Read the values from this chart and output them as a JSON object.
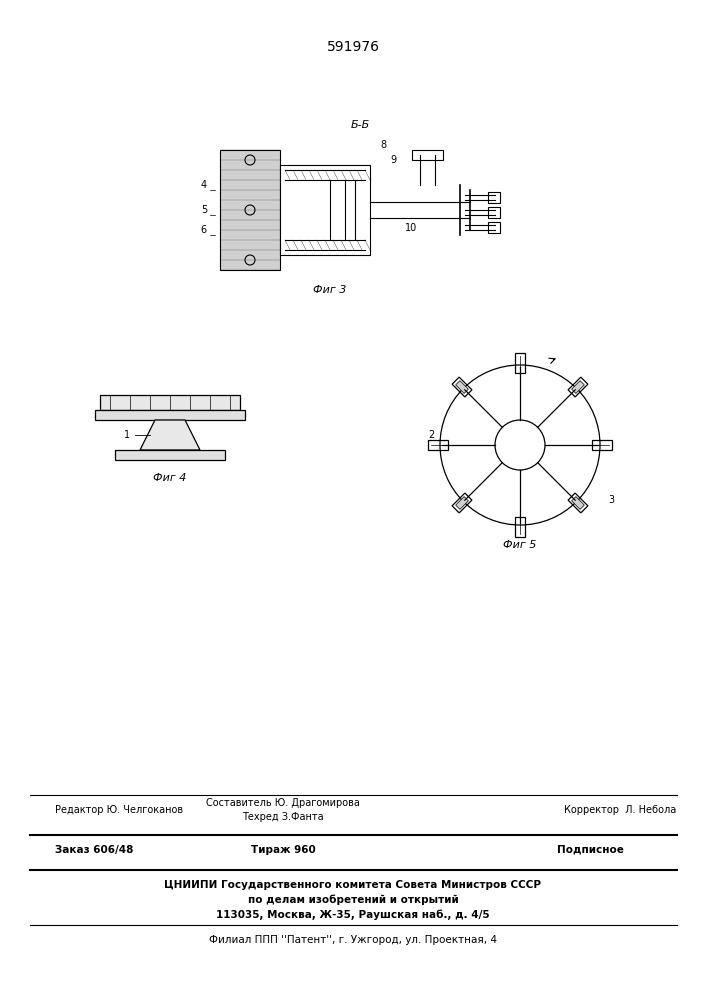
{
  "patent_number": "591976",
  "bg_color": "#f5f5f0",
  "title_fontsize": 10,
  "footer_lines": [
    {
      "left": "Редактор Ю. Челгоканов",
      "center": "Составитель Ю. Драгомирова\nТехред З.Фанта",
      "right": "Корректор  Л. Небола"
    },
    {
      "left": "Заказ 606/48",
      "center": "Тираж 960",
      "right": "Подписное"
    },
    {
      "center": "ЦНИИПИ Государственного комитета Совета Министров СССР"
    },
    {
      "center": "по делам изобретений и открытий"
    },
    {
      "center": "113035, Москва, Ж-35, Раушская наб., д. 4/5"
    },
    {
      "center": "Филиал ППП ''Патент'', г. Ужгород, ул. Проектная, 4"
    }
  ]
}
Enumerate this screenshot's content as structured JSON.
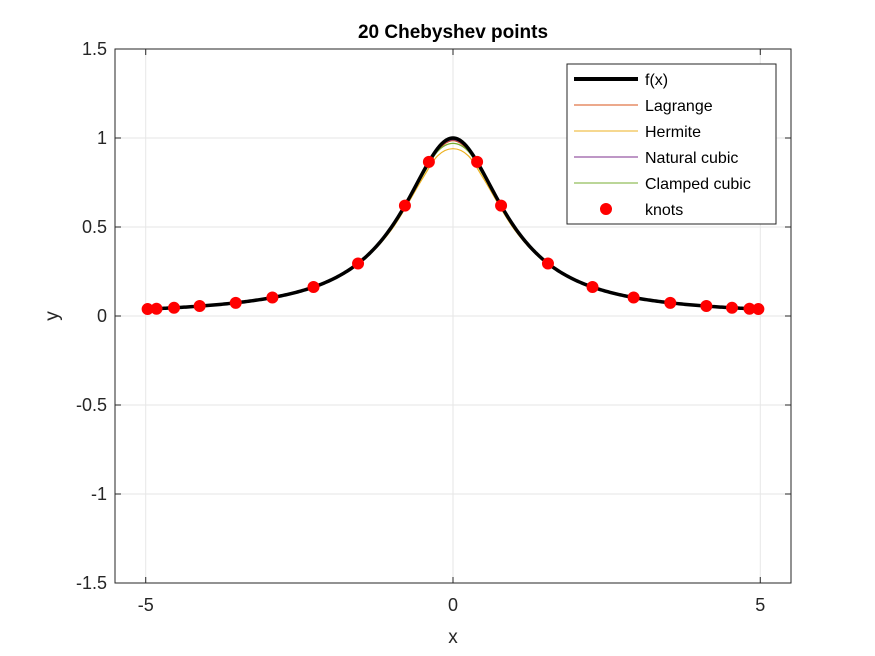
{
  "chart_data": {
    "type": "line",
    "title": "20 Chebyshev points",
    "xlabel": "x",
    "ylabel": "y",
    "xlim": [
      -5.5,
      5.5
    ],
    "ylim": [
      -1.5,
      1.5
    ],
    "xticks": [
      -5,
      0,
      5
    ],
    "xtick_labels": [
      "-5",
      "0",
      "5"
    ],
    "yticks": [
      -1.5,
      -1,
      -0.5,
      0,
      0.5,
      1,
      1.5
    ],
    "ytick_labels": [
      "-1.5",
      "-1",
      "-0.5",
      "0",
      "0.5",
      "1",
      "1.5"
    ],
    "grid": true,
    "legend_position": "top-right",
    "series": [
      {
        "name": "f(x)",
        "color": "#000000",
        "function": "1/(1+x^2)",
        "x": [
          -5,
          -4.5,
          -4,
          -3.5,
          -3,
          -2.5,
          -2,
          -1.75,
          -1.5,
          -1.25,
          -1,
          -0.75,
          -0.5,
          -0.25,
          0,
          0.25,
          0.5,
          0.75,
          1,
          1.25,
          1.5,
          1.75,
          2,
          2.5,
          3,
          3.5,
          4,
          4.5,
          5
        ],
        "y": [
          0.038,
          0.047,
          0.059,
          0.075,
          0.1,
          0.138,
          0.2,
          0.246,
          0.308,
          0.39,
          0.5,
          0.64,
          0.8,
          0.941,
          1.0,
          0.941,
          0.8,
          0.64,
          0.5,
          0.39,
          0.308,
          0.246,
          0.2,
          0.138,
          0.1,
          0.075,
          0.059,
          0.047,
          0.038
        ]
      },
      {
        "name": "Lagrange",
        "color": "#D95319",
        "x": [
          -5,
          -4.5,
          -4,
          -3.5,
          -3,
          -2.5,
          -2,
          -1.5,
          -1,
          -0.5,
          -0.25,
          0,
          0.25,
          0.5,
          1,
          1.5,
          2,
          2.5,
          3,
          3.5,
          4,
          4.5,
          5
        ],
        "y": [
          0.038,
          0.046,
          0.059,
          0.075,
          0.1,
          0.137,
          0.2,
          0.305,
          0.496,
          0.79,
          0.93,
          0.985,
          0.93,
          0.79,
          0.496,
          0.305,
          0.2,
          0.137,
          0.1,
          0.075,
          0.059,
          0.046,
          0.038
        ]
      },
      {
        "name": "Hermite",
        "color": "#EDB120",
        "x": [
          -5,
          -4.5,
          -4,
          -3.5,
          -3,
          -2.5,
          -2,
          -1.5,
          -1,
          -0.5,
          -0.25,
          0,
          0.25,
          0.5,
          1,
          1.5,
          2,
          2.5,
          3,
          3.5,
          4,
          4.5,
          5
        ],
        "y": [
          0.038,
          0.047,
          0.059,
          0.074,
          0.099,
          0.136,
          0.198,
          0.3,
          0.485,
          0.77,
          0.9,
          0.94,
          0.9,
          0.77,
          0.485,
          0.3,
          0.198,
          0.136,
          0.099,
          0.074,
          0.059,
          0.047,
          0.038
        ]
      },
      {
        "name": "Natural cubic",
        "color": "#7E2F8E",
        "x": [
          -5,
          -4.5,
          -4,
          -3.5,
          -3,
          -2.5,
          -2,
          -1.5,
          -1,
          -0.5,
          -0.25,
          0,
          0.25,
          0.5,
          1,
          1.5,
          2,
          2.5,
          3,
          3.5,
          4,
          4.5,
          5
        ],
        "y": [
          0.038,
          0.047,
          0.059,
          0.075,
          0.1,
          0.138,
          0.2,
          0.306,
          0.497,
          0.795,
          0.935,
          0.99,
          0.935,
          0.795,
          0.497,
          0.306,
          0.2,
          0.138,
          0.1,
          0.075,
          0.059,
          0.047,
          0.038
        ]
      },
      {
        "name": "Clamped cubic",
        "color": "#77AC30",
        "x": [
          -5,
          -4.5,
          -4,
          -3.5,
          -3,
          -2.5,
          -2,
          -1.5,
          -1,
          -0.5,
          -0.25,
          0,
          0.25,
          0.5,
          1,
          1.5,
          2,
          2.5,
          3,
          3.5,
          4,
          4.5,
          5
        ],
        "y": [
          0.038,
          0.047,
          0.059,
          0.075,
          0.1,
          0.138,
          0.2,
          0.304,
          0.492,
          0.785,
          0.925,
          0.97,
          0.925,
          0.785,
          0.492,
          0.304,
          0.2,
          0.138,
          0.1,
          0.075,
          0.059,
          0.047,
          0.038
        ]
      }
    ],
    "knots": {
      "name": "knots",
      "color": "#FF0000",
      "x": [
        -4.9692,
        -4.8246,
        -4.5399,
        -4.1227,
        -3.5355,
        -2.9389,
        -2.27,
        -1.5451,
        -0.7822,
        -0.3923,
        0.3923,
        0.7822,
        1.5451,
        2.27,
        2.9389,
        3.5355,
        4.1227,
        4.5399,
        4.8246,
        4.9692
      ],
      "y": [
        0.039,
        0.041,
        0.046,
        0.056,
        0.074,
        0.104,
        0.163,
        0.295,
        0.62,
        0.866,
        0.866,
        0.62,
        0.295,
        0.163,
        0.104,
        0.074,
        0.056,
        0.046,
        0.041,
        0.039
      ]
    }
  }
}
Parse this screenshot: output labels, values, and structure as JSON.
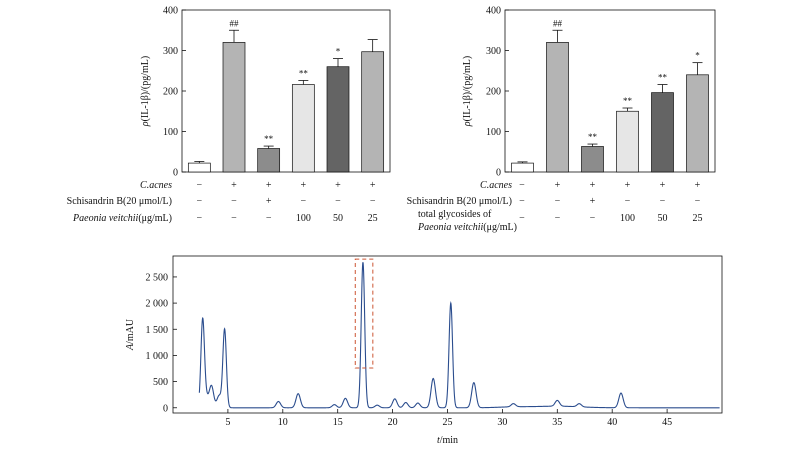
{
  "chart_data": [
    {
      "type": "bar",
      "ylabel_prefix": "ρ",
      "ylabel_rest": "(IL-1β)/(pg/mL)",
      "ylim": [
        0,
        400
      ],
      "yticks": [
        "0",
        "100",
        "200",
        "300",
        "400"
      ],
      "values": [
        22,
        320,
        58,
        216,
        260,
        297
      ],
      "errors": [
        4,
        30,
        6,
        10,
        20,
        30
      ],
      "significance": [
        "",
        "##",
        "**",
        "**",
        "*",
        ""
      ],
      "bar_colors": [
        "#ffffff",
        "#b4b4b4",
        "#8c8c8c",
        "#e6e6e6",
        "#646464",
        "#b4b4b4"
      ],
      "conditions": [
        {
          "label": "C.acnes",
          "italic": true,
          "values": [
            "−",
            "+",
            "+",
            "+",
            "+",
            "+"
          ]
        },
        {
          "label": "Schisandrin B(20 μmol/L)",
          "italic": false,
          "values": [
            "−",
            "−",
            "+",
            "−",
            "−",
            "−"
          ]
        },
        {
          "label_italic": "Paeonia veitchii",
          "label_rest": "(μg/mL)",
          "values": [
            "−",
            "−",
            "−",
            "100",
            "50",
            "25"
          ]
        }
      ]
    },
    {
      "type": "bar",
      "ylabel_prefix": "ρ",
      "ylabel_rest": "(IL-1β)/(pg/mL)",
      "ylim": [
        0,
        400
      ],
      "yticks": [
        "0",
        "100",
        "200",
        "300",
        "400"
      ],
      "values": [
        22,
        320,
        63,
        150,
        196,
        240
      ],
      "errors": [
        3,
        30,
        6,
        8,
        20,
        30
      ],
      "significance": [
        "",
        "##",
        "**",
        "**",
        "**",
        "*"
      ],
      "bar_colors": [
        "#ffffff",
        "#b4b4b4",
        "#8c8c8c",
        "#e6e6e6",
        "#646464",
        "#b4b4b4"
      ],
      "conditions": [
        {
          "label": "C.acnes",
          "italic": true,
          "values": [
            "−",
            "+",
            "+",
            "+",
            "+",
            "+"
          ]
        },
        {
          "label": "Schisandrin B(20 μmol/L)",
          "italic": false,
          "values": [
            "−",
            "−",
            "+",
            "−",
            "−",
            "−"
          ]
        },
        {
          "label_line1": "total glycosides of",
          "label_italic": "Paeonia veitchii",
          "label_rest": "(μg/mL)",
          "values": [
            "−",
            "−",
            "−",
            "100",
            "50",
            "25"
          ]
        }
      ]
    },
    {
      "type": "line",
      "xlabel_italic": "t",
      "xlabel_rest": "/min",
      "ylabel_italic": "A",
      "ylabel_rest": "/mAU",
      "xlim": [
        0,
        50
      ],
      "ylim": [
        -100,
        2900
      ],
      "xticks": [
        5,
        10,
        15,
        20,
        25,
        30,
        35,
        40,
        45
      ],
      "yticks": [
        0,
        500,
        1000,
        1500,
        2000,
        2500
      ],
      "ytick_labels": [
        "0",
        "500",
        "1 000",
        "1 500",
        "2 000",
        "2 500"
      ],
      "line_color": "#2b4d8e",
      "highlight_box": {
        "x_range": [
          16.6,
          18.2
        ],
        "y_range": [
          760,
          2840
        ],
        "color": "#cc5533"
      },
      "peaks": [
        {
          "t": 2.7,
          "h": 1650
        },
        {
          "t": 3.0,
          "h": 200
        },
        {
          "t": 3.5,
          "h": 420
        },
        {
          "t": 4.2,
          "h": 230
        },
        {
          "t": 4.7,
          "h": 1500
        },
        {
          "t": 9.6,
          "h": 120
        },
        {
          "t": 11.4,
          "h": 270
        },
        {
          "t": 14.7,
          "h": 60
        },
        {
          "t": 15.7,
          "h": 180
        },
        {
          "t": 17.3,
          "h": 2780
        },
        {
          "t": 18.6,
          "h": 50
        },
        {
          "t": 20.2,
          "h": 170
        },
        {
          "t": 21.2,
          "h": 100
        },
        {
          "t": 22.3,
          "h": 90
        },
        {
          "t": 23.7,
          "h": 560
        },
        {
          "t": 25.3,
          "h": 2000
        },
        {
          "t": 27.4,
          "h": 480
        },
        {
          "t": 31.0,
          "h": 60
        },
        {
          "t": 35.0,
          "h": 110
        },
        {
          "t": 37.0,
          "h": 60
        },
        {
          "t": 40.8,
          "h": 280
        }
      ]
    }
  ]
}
****
TASK INSTRUCTIONS —
Find the word "left" in the material, then list each line that holds it.

RESPONSE TO THIS EXERCISE —
      "left": "Редактор Ю. Челгоканов",
      "left": "Заказ 606/48",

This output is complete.